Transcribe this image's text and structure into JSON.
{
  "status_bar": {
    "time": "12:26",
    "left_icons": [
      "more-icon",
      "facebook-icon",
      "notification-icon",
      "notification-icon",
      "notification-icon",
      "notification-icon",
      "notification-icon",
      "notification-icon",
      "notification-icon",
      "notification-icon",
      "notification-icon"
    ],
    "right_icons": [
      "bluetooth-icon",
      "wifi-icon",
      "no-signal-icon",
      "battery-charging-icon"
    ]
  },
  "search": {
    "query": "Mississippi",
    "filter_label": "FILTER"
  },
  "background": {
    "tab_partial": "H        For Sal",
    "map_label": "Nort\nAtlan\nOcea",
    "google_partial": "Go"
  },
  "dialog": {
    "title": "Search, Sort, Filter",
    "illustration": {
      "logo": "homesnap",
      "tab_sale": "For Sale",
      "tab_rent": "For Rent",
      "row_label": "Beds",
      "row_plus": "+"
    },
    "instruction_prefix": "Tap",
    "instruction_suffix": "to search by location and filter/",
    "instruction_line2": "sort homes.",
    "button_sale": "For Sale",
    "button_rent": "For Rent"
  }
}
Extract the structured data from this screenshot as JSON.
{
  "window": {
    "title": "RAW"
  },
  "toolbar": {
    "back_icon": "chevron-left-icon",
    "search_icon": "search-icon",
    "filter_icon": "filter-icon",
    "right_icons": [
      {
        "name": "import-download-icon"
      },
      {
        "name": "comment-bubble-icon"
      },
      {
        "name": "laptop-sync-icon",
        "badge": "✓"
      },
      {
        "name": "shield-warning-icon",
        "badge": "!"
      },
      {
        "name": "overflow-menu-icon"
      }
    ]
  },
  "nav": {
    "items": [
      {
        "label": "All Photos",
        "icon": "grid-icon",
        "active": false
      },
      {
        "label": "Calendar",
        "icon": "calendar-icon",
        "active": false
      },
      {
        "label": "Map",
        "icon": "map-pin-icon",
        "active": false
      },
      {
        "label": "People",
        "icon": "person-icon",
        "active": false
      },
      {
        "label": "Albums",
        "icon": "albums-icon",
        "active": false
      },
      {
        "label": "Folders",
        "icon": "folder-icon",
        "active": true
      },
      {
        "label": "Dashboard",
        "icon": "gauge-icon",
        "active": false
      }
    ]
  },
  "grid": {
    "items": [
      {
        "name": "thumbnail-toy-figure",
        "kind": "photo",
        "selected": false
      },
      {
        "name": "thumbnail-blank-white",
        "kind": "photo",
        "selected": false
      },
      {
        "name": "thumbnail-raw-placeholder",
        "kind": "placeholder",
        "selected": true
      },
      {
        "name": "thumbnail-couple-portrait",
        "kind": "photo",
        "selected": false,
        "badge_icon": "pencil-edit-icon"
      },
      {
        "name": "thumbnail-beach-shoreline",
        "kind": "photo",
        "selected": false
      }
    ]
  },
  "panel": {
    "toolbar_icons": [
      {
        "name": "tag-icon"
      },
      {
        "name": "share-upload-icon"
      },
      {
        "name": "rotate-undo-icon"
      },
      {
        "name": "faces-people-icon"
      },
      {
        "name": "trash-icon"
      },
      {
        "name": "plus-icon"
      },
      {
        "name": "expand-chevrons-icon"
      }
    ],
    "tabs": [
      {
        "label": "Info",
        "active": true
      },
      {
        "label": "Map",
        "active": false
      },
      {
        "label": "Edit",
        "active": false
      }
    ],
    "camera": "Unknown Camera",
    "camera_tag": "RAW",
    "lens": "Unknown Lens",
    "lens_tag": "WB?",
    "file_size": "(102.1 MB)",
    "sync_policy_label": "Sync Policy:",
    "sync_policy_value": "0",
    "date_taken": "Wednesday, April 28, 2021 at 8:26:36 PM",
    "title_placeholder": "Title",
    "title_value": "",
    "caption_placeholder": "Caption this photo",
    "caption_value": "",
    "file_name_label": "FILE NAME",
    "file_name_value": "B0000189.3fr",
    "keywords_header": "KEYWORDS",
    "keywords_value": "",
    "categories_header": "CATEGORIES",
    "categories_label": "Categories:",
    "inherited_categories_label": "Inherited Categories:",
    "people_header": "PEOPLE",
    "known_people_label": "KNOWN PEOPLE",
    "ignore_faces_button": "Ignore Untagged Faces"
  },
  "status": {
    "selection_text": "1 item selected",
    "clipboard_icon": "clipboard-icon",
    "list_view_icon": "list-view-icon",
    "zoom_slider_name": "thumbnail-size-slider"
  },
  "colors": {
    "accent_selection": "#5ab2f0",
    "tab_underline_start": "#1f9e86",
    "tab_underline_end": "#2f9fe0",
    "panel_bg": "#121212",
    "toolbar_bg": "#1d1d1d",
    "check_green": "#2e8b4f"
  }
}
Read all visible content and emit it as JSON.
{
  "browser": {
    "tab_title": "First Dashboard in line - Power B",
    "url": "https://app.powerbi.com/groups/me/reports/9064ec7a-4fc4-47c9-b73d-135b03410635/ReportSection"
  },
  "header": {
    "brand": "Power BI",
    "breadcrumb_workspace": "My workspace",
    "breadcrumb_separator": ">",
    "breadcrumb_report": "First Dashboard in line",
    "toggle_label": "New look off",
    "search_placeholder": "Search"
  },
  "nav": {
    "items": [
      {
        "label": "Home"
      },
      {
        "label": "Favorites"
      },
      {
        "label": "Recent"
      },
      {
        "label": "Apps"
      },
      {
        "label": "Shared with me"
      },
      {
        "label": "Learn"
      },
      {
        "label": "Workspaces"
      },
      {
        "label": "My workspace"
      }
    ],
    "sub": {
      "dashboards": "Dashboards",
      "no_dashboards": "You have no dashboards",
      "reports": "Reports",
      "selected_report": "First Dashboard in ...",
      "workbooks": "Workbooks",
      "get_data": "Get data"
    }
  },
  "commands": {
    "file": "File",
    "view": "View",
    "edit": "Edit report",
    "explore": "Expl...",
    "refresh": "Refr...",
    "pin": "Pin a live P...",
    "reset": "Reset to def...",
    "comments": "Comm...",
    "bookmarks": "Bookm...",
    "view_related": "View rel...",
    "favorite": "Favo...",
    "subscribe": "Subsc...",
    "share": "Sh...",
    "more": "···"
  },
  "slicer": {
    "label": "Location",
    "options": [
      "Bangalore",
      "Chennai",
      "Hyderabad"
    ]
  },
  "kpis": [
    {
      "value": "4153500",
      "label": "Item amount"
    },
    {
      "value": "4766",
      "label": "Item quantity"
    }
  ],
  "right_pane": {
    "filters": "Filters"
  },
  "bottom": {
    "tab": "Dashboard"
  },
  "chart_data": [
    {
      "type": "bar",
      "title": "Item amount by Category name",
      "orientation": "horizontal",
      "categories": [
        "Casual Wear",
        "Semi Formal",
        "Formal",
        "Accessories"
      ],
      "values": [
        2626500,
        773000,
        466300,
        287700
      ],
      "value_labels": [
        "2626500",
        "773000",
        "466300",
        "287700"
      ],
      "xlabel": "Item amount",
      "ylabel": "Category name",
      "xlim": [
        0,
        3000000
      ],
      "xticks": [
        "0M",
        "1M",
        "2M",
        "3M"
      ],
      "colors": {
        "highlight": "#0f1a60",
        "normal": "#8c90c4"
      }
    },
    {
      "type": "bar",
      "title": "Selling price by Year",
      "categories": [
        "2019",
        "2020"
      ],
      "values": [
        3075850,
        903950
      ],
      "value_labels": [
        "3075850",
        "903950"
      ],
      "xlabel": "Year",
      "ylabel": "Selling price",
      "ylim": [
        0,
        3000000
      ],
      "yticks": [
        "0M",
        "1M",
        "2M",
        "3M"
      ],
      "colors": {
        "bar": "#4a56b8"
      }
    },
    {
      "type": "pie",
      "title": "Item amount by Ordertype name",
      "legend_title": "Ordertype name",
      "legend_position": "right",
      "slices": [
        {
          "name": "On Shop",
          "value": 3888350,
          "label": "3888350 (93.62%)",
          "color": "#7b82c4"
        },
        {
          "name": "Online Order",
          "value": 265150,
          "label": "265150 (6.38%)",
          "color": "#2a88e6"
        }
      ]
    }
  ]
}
========================================
▸ **Task**: Find the lines above that contain the word "price" and collect them.

▸ **Right answer**:
      "title": "Selling price by Year",
      "ylabel": "Selling price",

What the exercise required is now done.